* What to work on: Drop the pictures from the entries below, then reproduce the rest exactly.

* Stored data:
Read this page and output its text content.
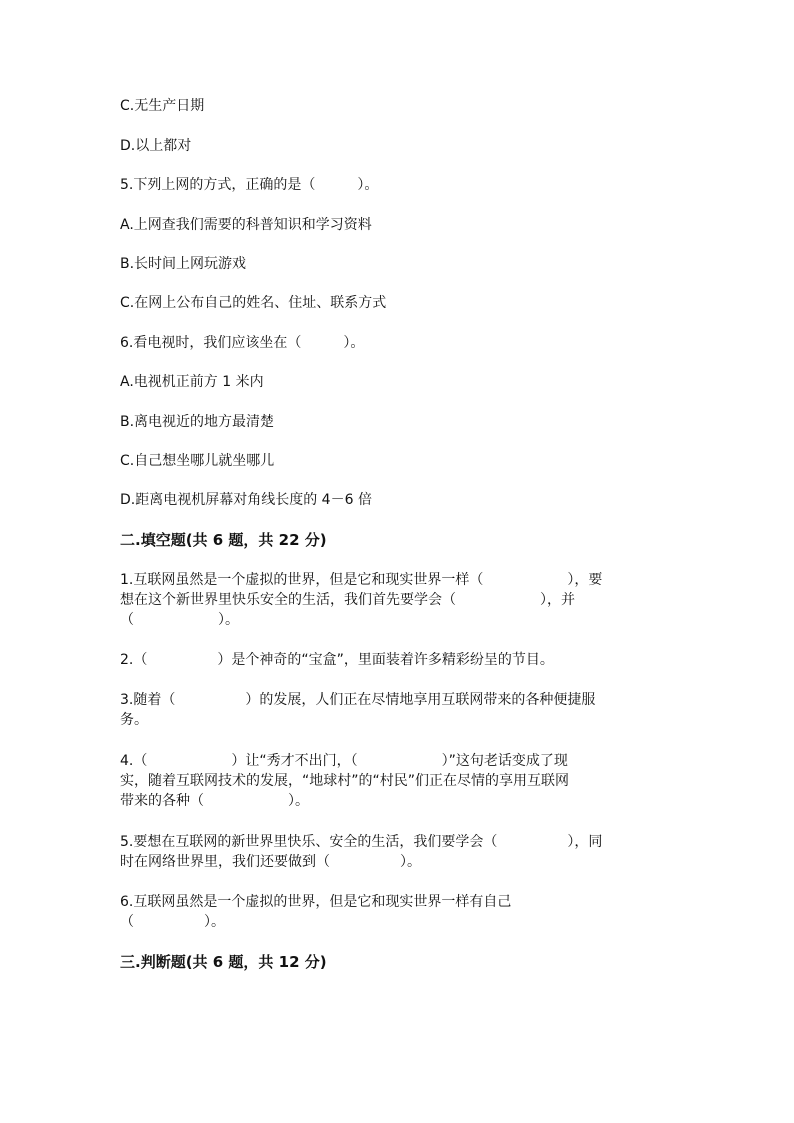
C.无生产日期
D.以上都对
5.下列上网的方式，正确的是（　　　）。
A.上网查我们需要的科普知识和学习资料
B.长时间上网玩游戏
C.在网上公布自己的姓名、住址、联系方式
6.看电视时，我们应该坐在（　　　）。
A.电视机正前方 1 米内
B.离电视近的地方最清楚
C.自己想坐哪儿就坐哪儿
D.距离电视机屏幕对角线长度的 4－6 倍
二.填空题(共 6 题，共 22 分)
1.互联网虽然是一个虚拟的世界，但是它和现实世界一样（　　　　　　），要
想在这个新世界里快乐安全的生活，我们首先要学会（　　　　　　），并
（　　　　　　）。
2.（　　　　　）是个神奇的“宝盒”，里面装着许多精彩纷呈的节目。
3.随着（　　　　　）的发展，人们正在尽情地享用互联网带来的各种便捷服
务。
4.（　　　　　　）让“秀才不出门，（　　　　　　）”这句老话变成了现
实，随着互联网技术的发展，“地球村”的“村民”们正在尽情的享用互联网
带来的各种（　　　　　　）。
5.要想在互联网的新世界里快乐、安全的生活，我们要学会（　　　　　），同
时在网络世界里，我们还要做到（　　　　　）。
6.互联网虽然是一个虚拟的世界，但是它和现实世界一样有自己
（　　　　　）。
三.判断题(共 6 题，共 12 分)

* Answer to this task:
Read this page and output its text content.
C.无生产日期
D.以上都对
5.下列上网的方式，正确的是（　　　）。
A.上网查我们需要的科普知识和学习资料
B.长时间上网玩游戏
C.在网上公布自己的姓名、住址、联系方式
6.看电视时，我们应该坐在（　　　）。
A.电视机正前方 1 米内
B.离电视近的地方最清楚
C.自己想坐哪儿就坐哪儿
D.距离电视机屏幕对角线长度的 4－6 倍
二.填空题(共 6 题，共 22 分)
1.互联网虽然是一个虚拟的世界，但是它和现实世界一样（　　　　　　），要
想在这个新世界里快乐安全的生活，我们首先要学会（　　　　　　），并
（　　　　　　）。
2.（　　　　　）是个神奇的“宝盒”，里面装着许多精彩纷呈的节目。
3.随着（　　　　　）的发展，人们正在尽情地享用互联网带来的各种便捷服
务。
4.（　　　　　　）让“秀才不出门，（　　　　　　）”这句老话变成了现
实，随着互联网技术的发展，“地球村”的“村民”们正在尽情的享用互联网
带来的各种（　　　　　　）。
5.要想在互联网的新世界里快乐、安全的生活，我们要学会（　　　　　），同
时在网络世界里，我们还要做到（　　　　　）。
6.互联网虽然是一个虚拟的世界，但是它和现实世界一样有自己
（　　　　　）。
三.判断题(共 6 题，共 12 分)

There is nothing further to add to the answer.